■ Task description
Go over the entries below line by line, copying each one that contains the word "triangle".

■ Dataset content
----

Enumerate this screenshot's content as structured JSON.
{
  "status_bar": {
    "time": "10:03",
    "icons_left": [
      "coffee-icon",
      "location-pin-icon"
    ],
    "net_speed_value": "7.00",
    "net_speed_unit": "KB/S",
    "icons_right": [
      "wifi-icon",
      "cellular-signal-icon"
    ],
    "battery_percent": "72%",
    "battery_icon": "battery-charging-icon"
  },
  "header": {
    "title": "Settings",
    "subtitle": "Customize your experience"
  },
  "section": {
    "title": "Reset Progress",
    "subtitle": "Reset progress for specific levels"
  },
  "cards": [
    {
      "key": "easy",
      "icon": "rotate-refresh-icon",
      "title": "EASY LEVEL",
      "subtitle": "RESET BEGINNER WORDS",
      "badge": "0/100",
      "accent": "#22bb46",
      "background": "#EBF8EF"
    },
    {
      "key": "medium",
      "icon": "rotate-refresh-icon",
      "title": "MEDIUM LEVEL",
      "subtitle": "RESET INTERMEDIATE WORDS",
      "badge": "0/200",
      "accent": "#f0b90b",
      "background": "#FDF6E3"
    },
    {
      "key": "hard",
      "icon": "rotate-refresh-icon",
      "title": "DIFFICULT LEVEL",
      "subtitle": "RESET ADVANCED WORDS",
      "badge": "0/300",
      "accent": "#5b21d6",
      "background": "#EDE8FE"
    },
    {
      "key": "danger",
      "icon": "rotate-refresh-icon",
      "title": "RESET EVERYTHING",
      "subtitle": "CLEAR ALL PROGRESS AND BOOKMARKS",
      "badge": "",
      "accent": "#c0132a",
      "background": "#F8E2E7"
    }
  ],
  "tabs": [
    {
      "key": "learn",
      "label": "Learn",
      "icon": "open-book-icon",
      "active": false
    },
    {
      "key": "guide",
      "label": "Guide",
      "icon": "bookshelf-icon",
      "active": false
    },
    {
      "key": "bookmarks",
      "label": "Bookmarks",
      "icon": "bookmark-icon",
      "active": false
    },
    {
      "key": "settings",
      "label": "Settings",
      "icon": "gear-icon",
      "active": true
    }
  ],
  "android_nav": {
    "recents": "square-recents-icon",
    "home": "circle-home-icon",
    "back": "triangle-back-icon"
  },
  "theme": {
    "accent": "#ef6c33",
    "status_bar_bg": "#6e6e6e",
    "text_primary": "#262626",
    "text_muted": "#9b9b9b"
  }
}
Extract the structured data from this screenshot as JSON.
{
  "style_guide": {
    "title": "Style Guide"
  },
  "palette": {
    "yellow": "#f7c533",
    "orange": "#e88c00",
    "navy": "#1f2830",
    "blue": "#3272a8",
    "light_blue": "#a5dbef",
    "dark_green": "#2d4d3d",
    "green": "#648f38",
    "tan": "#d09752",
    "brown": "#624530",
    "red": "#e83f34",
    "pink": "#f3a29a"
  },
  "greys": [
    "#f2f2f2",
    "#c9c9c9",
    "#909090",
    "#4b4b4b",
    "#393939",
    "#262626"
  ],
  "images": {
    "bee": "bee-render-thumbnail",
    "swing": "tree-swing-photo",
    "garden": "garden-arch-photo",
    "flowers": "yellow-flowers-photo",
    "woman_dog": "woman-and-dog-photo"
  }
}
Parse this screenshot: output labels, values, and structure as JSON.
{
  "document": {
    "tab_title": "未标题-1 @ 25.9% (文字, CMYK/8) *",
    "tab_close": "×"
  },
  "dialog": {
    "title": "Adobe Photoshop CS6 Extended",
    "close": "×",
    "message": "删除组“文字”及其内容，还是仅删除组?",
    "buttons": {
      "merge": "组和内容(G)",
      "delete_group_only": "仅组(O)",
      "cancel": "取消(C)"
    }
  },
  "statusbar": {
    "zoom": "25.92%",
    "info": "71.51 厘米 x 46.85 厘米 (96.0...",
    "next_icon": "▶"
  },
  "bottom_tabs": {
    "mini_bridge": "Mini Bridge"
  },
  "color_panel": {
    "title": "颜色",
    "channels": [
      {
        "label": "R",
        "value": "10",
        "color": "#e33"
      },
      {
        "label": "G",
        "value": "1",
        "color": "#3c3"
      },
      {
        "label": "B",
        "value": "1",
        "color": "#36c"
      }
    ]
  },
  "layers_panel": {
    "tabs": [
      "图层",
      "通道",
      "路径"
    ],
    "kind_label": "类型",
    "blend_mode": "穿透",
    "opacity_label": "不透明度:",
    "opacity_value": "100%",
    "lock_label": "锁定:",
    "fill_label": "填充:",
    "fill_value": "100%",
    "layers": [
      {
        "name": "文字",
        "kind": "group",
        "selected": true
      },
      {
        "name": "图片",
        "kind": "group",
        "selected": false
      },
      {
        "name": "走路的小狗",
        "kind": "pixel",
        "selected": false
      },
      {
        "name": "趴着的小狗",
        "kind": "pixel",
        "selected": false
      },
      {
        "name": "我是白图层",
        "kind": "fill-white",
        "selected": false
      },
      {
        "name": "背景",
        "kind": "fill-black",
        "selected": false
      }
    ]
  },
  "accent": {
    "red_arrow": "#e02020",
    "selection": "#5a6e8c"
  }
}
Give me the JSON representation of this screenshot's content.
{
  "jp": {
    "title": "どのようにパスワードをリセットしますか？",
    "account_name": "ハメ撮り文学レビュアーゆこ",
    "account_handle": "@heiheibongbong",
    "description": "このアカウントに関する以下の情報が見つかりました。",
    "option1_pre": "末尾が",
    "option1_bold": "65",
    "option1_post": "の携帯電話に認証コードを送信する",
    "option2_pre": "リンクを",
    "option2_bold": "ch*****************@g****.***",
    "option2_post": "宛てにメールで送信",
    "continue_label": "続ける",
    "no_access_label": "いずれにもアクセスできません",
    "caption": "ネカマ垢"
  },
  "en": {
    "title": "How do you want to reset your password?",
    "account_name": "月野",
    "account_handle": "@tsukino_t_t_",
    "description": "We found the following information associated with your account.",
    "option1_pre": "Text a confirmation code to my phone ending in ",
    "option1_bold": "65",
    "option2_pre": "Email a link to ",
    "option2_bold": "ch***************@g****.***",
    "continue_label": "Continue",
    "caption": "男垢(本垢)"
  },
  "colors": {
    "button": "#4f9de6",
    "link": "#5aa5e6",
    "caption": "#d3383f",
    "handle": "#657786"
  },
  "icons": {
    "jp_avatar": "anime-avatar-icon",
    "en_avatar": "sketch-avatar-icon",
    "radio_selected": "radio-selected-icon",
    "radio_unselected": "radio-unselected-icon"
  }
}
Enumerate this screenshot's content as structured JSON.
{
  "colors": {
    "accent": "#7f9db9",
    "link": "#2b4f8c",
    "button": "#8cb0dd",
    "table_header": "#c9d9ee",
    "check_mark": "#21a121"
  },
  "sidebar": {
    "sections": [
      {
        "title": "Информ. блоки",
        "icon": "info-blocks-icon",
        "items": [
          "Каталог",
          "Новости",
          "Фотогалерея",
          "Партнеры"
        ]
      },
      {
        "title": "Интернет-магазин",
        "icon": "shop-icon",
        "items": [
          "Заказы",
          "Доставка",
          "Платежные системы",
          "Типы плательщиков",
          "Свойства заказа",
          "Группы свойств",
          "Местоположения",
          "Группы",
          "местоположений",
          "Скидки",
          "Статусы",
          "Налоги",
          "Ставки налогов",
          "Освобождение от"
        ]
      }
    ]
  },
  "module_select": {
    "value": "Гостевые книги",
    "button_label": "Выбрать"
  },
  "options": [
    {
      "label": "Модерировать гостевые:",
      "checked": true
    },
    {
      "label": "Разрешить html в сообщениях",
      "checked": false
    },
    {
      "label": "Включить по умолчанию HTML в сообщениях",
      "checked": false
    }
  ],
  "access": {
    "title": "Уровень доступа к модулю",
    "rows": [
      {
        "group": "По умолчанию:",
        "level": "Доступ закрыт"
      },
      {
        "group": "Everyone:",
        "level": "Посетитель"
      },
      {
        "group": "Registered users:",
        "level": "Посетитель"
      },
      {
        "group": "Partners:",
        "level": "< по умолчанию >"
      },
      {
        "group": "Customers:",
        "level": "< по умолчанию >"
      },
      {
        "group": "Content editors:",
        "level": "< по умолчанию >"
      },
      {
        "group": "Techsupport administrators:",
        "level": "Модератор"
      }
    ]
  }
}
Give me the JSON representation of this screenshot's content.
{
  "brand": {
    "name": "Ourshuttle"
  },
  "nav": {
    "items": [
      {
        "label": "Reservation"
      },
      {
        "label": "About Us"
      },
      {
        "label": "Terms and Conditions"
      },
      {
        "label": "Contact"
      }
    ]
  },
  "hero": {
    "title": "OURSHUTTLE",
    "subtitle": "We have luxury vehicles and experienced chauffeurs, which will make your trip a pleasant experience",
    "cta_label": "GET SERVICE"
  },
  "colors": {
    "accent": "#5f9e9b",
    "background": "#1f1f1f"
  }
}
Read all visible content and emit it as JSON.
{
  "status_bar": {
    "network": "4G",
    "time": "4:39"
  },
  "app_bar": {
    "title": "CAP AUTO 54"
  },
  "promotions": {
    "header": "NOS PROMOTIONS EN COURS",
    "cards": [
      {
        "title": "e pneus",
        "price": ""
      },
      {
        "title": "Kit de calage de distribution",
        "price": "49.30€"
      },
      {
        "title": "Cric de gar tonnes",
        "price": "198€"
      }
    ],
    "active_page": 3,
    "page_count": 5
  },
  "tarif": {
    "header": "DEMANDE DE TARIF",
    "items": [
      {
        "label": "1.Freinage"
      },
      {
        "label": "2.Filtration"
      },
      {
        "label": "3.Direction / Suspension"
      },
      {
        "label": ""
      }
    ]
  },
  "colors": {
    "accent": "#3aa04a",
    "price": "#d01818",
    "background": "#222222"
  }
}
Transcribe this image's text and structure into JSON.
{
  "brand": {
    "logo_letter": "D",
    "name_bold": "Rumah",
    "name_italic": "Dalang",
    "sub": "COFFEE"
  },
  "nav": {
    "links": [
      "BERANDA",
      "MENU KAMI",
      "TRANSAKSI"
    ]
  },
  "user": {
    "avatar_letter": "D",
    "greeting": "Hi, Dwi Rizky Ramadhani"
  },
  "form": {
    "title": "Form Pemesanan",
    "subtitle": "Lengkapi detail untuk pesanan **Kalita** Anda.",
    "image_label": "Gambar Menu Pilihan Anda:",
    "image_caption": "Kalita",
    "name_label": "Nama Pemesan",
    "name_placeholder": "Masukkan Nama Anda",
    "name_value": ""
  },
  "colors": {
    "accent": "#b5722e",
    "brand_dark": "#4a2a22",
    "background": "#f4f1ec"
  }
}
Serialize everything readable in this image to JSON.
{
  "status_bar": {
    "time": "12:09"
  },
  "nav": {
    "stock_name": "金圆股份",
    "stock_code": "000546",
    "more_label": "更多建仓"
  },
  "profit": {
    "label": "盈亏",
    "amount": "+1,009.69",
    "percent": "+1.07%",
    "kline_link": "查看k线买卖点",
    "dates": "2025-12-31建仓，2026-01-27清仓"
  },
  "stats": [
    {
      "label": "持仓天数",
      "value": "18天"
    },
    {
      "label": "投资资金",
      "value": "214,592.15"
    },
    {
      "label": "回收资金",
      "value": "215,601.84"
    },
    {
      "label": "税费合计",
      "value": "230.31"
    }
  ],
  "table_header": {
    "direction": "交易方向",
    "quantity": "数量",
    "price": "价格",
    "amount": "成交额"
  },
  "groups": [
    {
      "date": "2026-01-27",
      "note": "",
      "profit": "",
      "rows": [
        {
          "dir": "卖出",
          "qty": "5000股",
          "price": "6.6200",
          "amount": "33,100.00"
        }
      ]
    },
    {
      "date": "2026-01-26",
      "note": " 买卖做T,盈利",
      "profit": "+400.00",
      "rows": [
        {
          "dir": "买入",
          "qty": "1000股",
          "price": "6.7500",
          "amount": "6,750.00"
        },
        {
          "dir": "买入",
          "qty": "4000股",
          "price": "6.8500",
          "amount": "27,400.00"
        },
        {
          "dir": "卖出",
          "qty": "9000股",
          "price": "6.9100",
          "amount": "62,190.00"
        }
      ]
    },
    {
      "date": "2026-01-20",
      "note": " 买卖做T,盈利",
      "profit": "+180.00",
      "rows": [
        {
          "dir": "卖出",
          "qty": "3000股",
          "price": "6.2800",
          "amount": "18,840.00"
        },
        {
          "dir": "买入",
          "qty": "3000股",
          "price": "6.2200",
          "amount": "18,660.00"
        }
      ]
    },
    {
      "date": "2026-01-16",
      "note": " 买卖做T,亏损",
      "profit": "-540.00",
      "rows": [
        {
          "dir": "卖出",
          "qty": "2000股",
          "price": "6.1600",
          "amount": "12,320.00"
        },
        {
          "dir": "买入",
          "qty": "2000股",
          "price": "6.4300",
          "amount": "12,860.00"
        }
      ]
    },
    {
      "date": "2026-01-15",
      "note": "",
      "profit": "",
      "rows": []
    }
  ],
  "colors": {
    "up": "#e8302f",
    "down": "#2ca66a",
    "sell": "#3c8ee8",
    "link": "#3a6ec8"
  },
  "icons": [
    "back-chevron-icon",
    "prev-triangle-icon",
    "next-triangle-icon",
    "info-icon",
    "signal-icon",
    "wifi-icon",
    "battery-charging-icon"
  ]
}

----

■ Written answer
    "back": "triangle-back-icon"
    "prev-triangle-icon",
    "next-triangle-icon",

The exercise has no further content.